This is mark Joseph “young” blog entry #432, on the subject of Whole New Worlds.
With permission of Valdron Inc I have previously completed publishing my first seven novels,
- Verse Three, Chapter One: The First Multiverser Novel,
- Old Verses New,
- For Better or Verse,
- Spy Verses,
- Garden of Versers,
- Versers Versus Versers, and
- Re Verse All,
in serialized form on the web (those links will take you to the table of contents for each book). Along with each book there was also a series of web log posts looking at the writing process, the decisions and choices that delivered the final product; those posts are indexed with the chapters in the tables of contents pages. Now as I am posting the eighth, In Verse Proportion, I am again offering a set of “behind the writings” insights. This “behind the writings” look may contain spoilers because it sometimes talks about my expectations for the futures of the characters and stories–although it sometimes raises ideas that were never pursued, as being written partially concurrently with the story it sometimes discusses where I thought it was headed. You might want to read the referenced chapters before reading this look at them. Links below (the section headings) will take you to the specific individual chapters being discussed, and there are (or will soon be) links on those pages to bring you back hopefully to the same point here.
It was suggested in connection with Re Verse All that shorter more frequent behind-the-writings posts would work better; they proved to be considerably more work in several ways. Thus this time I am preferring longer, less frequent posts. This is the first mark Joseph “young” web log post covering this book, covering chapters 1 through 21.
There is also a section of the site, Multiverser Novel Support Pages, in which I have begun to place materials related to the novels beginning with character papers for the major characters, giving them at different stages as they move through the books.
History of the series, including the reason it started, the origins of character names and details, and many of the ideas, are in earlier posts, and won’t be repeated here.
Quick links to discussions in this page:
Chapter 1, Kondor 172
Chapter 2, Slade 168
Chapter 3, Brown 196
Chapter 4, Kondor 173
Chapter 5, Slade 169
Chapter 6, Brown 197
Chapter 7, Kondor 174
Chapter 8, Slade 170
Chapter 9, Brown 198
Chapter 10, Kondor 175
Chapter 11, Slade 171
Chapter 12, Brown 199
Chapter 13, Kondor 176
Chapter 14, Slade 172
Chapter 15, Brown 200
Chapter 16, Kondor 177
Chapter 17, Slade 173
Chapter 18, Brown 201
Chapter 19, Kondor 178
Chapter 20, Slade 174
Chapter 21, Kondor 179
The first decision that had to be made about this book is which characters’ stories it would recount. That wasn’t that difficult a decision, because Kondor, Slade, and Brown had all been absent from the previous book, the seventh, Re Verse All, and so there would be a strong argument against omitting any of them from this one. Meanwhile, I had Hastings and Takano together in the same world, and if I carried them over I would have five viewpoint characters, which while I have done that before it makes for shorter stories. Besides, if at some point I split them I would have more trouble. I could bring Beam into it, but since on the last page of the previous novel he verses out he is the easiest one to delay.
The second decision was the sequence of the characters. The argument against Joe was that he was the last chapter of Versers Versus Versers. On the other hand, there were a lot of chapters since then in the intervening book. What Joe had in his favor was that his first chapter actually had some action in it. Further, when I finished writing Versers Versus Versers I tackled a short story continuation for each of the six viewpoint characters, and for him I wrote three consecutive chapters, so there was a strong argument in that for beginning with him.

Given information:
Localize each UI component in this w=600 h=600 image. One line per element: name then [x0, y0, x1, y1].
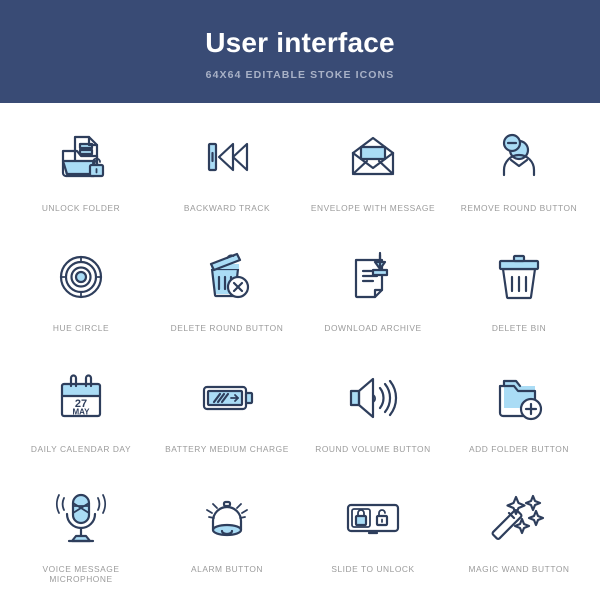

To do:
A: According to the blog entry, which three characters were absent from the seventh book, Re Verse All?
B: Translate this sentence from the blog entry into Spanish: "Thus this time I am preferring longer, less frequent posts."
The data is material separate from the blog entry.

Solutions in order:
A: Kondor, Slade, and Brown.

B: Por eso, esta vez prefiero publicaciones más largas y menos frecuentes.